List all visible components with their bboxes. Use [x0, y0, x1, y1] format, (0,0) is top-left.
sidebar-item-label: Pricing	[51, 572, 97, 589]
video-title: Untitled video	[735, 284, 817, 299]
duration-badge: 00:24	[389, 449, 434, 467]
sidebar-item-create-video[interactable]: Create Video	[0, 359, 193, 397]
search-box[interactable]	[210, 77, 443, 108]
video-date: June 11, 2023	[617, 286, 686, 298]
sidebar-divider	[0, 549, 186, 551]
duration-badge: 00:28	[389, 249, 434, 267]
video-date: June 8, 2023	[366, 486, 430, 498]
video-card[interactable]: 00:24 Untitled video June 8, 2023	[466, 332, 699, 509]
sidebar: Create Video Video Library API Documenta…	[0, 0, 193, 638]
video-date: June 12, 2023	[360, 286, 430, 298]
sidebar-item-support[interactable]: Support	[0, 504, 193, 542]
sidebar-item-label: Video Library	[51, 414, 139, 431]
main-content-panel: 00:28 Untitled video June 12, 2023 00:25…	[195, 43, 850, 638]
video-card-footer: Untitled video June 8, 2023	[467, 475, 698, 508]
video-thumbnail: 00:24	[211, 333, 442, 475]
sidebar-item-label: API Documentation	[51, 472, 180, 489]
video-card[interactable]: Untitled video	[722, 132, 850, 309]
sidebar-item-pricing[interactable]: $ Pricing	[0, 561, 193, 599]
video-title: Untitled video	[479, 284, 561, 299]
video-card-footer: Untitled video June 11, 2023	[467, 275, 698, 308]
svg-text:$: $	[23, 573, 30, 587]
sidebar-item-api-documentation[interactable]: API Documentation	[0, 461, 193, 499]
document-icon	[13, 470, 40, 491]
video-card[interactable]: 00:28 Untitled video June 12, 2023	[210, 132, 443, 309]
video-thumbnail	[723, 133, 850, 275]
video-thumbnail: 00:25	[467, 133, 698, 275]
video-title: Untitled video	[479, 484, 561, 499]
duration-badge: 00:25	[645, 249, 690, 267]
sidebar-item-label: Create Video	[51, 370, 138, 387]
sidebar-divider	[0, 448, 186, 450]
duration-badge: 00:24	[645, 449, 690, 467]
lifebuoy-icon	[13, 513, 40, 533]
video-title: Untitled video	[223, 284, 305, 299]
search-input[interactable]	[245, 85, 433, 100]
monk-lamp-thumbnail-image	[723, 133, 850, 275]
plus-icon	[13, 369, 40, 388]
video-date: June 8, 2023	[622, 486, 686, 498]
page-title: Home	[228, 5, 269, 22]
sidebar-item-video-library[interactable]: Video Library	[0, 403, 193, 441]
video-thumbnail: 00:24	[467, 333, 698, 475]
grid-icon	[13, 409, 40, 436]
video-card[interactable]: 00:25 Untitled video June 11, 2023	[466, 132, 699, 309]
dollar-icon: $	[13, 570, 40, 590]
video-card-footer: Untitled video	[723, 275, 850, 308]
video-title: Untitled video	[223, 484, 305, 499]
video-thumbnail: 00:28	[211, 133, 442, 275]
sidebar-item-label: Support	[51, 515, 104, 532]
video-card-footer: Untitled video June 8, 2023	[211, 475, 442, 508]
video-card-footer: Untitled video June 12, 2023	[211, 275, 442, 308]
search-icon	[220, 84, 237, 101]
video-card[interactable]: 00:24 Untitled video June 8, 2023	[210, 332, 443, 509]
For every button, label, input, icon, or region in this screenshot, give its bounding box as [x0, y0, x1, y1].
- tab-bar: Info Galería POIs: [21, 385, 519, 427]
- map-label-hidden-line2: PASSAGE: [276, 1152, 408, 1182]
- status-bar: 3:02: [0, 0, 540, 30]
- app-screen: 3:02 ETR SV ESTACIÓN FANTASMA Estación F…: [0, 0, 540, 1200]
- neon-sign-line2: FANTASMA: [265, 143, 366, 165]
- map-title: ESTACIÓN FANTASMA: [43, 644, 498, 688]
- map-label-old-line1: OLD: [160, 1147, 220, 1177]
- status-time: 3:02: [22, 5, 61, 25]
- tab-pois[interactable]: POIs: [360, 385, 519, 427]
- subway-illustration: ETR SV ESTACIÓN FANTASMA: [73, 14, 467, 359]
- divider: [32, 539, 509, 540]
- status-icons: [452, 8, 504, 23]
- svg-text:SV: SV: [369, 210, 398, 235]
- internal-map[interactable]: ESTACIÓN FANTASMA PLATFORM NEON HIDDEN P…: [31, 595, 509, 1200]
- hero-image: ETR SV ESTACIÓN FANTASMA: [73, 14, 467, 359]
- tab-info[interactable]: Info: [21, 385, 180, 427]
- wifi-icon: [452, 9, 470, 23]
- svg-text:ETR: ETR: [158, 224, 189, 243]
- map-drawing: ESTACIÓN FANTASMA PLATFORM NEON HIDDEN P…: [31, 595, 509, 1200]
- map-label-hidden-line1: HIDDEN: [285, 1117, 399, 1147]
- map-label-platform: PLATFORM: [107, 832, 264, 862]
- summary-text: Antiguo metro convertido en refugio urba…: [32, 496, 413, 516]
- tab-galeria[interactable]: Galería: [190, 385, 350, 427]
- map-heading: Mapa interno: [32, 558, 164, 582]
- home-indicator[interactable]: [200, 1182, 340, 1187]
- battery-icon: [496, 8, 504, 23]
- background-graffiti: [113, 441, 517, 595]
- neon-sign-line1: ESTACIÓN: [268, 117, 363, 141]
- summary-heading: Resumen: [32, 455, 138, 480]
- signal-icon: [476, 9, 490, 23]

*Do this*. Please rewrite the records above, substituting "upper-left" for "top-left" wherever it occurs and leaving everything else unchanged.

*Answer to the exercise*.
List all visible components with their bboxes. Use [x0, y0, x1, y1] format, (0,0) is upper-left.
sidebar-item-label: Pricing	[51, 572, 97, 589]
video-title: Untitled video	[735, 284, 817, 299]
duration-badge: 00:24	[389, 449, 434, 467]
sidebar-item-create-video[interactable]: Create Video	[0, 359, 193, 397]
search-box[interactable]	[210, 77, 443, 108]
video-date: June 11, 2023	[617, 286, 686, 298]
sidebar-divider	[0, 549, 186, 551]
duration-badge: 00:28	[389, 249, 434, 267]
video-date: June 8, 2023	[366, 486, 430, 498]
video-card[interactable]: 00:24 Untitled video June 8, 2023	[466, 332, 699, 509]
sidebar: Create Video Video Library API Documenta…	[0, 0, 193, 638]
video-date: June 12, 2023	[360, 286, 430, 298]
sidebar-item-support[interactable]: Support	[0, 504, 193, 542]
sidebar-item-label: Video Library	[51, 414, 139, 431]
main-content-panel: 00:28 Untitled video June 12, 2023 00:25…	[195, 43, 850, 638]
video-card-footer: Untitled video June 8, 2023	[467, 475, 698, 508]
video-thumbnail: 00:24	[211, 333, 442, 475]
sidebar-item-label: API Documentation	[51, 472, 180, 489]
video-card[interactable]: Untitled video	[722, 132, 850, 309]
sidebar-item-pricing[interactable]: $ Pricing	[0, 561, 193, 599]
video-title: Untitled video	[479, 284, 561, 299]
video-card-footer: Untitled video June 11, 2023	[467, 275, 698, 308]
svg-text:$: $	[23, 573, 30, 587]
sidebar-item-api-documentation[interactable]: API Documentation	[0, 461, 193, 499]
document-icon	[13, 470, 40, 491]
video-card[interactable]: 00:28 Untitled video June 12, 2023	[210, 132, 443, 309]
video-thumbnail	[723, 133, 850, 275]
video-thumbnail: 00:25	[467, 133, 698, 275]
video-title: Untitled video	[479, 484, 561, 499]
duration-badge: 00:25	[645, 249, 690, 267]
sidebar-item-label: Create Video	[51, 370, 138, 387]
sidebar-divider	[0, 448, 186, 450]
duration-badge: 00:24	[645, 449, 690, 467]
lifebuoy-icon	[13, 513, 40, 533]
video-title: Untitled video	[223, 284, 305, 299]
search-input[interactable]	[245, 85, 433, 100]
monk-lamp-thumbnail-image	[723, 133, 850, 275]
plus-icon	[13, 369, 40, 388]
video-date: June 8, 2023	[622, 486, 686, 498]
page-title: Home	[228, 5, 269, 22]
sidebar-item-video-library[interactable]: Video Library	[0, 403, 193, 441]
video-thumbnail: 00:24	[467, 333, 698, 475]
grid-icon	[13, 409, 40, 436]
video-card[interactable]: 00:25 Untitled video June 11, 2023	[466, 132, 699, 309]
dollar-icon: $	[13, 570, 40, 590]
video-card-footer: Untitled video	[723, 275, 850, 308]
video-title: Untitled video	[223, 484, 305, 499]
video-thumbnail: 00:28	[211, 133, 442, 275]
sidebar-item-label: Support	[51, 515, 104, 532]
video-card-footer: Untitled video June 8, 2023	[211, 475, 442, 508]
video-card-footer: Untitled video June 12, 2023	[211, 275, 442, 308]
search-icon	[220, 84, 237, 101]
video-card[interactable]: 00:24 Untitled video June 8, 2023	[210, 332, 443, 509]
For every button, label, input, icon, or region in this screenshot, give its bounding box as [x0, y0, x1, y1].
- tab-bar: Info Galería POIs: [21, 385, 519, 427]
- map-label-hidden-line2: PASSAGE: [276, 1152, 408, 1182]
- status-bar: 3:02: [0, 0, 540, 30]
- app-screen: 3:02 ETR SV ESTACIÓN FANTASMA Estación F…: [0, 0, 540, 1200]
- neon-sign-line2: FANTASMA: [265, 143, 366, 165]
- map-title: ESTACIÓN FANTASMA: [43, 644, 498, 688]
- map-label-old-line1: OLD: [160, 1147, 220, 1177]
- status-time: 3:02: [22, 5, 61, 25]
- tab-pois[interactable]: POIs: [360, 385, 519, 427]
- subway-illustration: ETR SV ESTACIÓN FANTASMA: [73, 14, 467, 359]
- divider: [32, 539, 509, 540]
- status-icons: [452, 8, 504, 23]
- svg-text:SV: SV: [369, 210, 398, 235]
- internal-map[interactable]: ESTACIÓN FANTASMA PLATFORM NEON HIDDEN P…: [31, 595, 509, 1200]
- hero-image: ETR SV ESTACIÓN FANTASMA: [73, 14, 467, 359]
- tab-info[interactable]: Info: [21, 385, 180, 427]
- wifi-icon: [452, 9, 470, 23]
- svg-text:ETR: ETR: [158, 224, 189, 243]
- map-drawing: ESTACIÓN FANTASMA PLATFORM NEON HIDDEN P…: [31, 595, 509, 1200]
- map-label-hidden-line1: HIDDEN: [285, 1117, 399, 1147]
- map-label-platform: PLATFORM: [107, 832, 264, 862]
- summary-text: Antiguo metro convertido en refugio urba…: [32, 496, 413, 516]
- tab-galeria[interactable]: Galería: [190, 385, 350, 427]
- map-heading: Mapa interno: [32, 558, 164, 582]
- home-indicator[interactable]: [200, 1182, 340, 1187]
- battery-icon: [496, 8, 504, 23]
- background-graffiti: [113, 441, 517, 595]
- neon-sign-line1: ESTACIÓN: [268, 117, 363, 141]
- summary-heading: Resumen: [32, 455, 138, 480]
- signal-icon: [476, 9, 490, 23]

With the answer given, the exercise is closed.